▶ WHAT YOU ARE ASKED TO DO: Copy each line of the material below that includes the string "original".

▶ RECORD LIST:
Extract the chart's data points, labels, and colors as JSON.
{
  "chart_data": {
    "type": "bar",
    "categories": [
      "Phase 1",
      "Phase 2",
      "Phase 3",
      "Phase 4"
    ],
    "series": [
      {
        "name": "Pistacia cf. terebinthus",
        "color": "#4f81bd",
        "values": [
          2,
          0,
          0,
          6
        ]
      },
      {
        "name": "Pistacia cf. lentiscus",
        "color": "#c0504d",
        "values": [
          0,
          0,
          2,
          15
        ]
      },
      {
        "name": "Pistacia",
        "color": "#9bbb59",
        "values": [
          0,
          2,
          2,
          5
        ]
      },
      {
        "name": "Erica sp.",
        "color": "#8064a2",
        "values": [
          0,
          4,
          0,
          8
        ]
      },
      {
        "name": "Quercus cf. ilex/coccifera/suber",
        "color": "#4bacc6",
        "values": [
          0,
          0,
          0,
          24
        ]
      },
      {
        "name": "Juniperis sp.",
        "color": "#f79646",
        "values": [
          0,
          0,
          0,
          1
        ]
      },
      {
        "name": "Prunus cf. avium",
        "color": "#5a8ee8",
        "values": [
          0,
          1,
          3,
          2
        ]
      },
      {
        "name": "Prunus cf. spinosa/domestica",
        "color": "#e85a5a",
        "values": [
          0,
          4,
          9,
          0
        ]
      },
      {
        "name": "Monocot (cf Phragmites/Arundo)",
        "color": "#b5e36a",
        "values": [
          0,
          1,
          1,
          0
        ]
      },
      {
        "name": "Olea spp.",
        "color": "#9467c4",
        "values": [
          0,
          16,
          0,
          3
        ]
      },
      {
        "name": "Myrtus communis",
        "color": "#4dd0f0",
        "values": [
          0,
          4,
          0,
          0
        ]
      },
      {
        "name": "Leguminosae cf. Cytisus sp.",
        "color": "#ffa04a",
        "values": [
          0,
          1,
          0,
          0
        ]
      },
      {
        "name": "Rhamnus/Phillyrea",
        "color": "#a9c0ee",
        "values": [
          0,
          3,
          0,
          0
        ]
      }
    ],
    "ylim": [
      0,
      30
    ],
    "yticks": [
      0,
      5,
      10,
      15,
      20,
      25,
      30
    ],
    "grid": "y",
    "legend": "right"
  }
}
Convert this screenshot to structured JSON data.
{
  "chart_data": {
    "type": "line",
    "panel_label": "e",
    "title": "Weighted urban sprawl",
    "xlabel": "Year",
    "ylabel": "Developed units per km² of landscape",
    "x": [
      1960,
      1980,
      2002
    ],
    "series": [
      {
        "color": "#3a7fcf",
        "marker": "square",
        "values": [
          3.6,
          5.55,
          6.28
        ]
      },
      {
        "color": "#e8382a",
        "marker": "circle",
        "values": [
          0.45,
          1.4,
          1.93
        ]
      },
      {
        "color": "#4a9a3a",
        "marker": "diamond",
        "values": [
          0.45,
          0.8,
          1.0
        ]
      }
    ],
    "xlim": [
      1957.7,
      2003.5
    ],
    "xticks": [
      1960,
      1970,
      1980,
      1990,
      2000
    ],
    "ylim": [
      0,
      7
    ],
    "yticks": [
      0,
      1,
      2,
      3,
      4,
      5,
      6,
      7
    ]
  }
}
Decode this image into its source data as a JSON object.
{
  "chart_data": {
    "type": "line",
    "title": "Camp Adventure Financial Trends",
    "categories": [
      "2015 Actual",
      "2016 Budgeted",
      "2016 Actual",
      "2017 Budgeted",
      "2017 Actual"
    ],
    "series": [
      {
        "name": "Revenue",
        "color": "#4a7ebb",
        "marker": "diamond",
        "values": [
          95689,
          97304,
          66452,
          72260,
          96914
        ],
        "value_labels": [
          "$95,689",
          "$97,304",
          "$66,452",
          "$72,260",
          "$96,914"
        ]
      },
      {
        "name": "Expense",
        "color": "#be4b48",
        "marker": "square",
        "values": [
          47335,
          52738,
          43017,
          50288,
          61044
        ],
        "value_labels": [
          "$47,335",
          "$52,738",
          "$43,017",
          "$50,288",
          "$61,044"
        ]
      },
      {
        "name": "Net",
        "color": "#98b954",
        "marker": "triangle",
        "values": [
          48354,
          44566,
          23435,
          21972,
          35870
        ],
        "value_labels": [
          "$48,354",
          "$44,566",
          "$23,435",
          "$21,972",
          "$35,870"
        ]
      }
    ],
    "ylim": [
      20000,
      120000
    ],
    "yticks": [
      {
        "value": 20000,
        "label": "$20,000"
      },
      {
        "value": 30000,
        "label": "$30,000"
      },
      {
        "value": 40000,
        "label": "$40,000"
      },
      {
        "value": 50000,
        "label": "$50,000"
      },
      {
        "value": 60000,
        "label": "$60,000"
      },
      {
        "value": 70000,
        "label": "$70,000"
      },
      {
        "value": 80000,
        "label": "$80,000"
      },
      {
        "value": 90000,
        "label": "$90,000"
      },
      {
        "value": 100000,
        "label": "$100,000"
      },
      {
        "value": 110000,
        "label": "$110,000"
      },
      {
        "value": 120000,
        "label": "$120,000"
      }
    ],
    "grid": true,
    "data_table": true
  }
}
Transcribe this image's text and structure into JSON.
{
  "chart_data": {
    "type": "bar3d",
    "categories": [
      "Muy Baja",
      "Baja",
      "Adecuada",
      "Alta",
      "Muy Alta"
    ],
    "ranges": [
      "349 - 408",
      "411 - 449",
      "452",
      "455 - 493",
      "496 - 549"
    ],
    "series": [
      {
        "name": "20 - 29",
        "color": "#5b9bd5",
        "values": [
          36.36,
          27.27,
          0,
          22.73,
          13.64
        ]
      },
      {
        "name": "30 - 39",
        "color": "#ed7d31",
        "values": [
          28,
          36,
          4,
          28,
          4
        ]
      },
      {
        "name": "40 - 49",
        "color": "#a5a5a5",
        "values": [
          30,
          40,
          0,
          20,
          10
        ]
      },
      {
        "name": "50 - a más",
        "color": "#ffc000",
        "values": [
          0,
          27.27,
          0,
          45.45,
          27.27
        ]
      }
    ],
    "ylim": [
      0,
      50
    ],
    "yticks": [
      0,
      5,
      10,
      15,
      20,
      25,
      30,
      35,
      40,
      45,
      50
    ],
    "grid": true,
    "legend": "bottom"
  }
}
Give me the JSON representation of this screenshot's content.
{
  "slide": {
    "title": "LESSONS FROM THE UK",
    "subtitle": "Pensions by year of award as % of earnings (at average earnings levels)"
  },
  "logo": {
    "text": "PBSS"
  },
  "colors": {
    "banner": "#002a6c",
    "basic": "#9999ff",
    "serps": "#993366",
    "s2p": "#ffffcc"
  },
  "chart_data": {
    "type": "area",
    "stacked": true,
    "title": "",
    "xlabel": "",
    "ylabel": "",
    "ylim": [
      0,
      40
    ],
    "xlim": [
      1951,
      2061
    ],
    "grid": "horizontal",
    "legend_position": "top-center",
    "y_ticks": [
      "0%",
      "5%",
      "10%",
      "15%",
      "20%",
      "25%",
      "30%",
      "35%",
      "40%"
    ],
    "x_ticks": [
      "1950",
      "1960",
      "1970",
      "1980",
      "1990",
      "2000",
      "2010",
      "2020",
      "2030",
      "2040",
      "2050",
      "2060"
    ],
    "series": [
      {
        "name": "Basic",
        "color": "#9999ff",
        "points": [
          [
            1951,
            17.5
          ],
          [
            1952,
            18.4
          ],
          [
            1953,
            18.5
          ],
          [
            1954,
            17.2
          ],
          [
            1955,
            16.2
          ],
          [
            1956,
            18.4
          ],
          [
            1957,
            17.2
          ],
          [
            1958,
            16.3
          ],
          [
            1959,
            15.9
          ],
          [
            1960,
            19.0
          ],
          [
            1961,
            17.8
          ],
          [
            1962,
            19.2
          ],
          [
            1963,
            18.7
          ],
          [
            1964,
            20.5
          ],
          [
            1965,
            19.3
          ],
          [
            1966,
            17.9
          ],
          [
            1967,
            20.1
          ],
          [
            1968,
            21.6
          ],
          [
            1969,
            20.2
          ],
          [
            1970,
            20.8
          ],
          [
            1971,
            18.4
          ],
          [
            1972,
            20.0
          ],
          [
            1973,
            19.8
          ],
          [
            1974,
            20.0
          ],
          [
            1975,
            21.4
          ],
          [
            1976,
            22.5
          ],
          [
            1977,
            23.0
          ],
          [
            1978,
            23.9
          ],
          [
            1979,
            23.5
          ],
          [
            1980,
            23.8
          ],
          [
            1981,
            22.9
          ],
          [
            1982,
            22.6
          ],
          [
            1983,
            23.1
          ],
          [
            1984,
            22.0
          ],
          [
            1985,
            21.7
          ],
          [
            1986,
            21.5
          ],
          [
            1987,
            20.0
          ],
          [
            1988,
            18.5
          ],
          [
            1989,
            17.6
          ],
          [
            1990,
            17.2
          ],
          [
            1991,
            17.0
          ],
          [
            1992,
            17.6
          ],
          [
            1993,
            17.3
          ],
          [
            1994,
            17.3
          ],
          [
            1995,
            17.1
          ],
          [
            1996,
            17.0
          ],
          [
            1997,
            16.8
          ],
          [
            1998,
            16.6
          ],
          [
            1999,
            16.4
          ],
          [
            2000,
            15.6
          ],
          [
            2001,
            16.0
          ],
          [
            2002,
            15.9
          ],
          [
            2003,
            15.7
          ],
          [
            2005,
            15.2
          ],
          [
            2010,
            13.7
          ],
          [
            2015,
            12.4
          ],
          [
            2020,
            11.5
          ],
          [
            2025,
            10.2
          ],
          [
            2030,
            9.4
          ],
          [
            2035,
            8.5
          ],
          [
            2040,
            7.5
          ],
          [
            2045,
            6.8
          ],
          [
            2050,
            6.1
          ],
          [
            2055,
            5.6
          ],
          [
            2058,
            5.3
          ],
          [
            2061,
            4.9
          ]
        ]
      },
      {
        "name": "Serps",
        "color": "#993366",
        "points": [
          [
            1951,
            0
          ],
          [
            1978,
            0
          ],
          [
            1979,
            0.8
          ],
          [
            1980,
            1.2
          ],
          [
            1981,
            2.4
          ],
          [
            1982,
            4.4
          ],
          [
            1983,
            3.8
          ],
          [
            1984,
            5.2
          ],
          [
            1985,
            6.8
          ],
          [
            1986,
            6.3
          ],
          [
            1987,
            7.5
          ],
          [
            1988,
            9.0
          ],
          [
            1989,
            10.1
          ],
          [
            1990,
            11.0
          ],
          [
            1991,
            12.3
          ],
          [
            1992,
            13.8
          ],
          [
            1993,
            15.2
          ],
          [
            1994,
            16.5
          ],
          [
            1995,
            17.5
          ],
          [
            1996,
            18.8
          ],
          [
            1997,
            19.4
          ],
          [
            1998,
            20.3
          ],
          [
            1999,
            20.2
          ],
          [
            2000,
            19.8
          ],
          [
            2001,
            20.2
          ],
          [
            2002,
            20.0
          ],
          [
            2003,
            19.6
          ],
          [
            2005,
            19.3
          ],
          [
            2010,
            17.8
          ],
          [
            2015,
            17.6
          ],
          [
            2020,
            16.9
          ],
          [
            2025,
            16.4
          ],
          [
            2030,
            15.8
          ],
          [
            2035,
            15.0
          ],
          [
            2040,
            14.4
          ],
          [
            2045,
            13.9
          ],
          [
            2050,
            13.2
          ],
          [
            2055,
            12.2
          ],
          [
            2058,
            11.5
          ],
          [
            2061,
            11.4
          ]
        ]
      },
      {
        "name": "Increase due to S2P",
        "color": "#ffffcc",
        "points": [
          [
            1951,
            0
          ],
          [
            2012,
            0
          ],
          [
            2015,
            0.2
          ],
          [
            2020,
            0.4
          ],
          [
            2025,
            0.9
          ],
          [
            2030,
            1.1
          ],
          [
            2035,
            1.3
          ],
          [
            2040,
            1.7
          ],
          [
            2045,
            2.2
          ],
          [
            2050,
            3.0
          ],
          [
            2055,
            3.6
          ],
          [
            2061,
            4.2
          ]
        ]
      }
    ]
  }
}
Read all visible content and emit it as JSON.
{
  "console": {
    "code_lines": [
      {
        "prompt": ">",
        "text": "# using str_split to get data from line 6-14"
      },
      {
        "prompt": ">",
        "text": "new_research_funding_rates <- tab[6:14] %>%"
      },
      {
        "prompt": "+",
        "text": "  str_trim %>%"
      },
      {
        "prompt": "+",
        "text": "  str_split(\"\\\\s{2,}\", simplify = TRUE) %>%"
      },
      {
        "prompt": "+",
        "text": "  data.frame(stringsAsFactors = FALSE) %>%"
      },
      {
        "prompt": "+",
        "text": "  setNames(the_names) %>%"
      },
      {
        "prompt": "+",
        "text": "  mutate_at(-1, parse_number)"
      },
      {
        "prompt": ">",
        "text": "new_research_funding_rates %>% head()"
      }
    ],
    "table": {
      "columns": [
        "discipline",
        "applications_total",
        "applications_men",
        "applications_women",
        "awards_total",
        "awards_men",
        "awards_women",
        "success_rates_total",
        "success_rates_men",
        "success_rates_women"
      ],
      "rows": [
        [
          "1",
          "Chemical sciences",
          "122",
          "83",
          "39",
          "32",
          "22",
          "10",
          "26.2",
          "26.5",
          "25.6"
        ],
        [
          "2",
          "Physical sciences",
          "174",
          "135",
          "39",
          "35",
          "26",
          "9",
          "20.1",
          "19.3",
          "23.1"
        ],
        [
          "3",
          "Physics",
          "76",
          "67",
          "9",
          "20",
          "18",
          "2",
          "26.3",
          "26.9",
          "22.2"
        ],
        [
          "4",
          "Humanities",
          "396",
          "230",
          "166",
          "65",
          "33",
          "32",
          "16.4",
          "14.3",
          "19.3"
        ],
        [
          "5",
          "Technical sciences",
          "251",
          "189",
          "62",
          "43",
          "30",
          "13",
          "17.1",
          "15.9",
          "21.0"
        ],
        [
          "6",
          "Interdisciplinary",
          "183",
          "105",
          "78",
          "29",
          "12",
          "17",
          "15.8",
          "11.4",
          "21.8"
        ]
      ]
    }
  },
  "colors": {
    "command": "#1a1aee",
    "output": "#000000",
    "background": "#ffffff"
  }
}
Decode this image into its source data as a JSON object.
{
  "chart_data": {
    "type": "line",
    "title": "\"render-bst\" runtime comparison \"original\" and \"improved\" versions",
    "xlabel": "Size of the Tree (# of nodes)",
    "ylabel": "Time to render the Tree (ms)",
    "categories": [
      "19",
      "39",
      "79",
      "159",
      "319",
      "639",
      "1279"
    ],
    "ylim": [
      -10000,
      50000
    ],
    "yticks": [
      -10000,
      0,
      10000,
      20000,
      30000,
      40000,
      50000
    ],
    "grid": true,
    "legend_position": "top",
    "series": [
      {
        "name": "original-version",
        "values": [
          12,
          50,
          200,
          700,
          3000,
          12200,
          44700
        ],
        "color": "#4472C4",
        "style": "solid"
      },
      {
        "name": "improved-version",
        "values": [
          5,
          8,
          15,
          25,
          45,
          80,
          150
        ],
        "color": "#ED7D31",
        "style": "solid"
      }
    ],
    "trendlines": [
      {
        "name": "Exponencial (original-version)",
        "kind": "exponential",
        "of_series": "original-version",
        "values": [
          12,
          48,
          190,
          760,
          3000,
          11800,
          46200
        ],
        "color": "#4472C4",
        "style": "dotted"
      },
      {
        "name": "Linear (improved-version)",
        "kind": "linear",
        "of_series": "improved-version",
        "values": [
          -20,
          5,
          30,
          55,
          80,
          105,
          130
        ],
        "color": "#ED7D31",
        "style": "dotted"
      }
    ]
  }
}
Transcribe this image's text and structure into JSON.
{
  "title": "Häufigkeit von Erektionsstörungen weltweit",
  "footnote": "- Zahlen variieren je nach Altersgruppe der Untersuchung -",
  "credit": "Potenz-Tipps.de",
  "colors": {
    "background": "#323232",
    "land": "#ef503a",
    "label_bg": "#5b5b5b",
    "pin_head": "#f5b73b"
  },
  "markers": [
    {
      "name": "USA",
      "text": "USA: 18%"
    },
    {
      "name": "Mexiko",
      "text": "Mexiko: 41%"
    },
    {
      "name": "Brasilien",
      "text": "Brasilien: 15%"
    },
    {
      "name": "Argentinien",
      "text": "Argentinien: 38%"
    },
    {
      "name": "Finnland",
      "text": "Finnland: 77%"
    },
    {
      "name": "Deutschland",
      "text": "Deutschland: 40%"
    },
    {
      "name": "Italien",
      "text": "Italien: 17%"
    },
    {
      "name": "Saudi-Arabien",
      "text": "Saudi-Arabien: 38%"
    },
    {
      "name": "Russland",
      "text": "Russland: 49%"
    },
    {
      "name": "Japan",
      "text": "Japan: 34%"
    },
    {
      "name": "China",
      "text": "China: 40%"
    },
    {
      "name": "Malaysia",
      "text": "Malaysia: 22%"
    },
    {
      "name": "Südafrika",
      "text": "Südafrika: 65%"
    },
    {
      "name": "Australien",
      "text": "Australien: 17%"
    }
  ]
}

▶ COMPLETE OUTPUT:
    "title": "\"render-bst\" runtime comparison \"original\" and \"improved\" versions",
        "name": "original-version",
        "name": "Exponencial (original-version)",
        "of_series": "original-version",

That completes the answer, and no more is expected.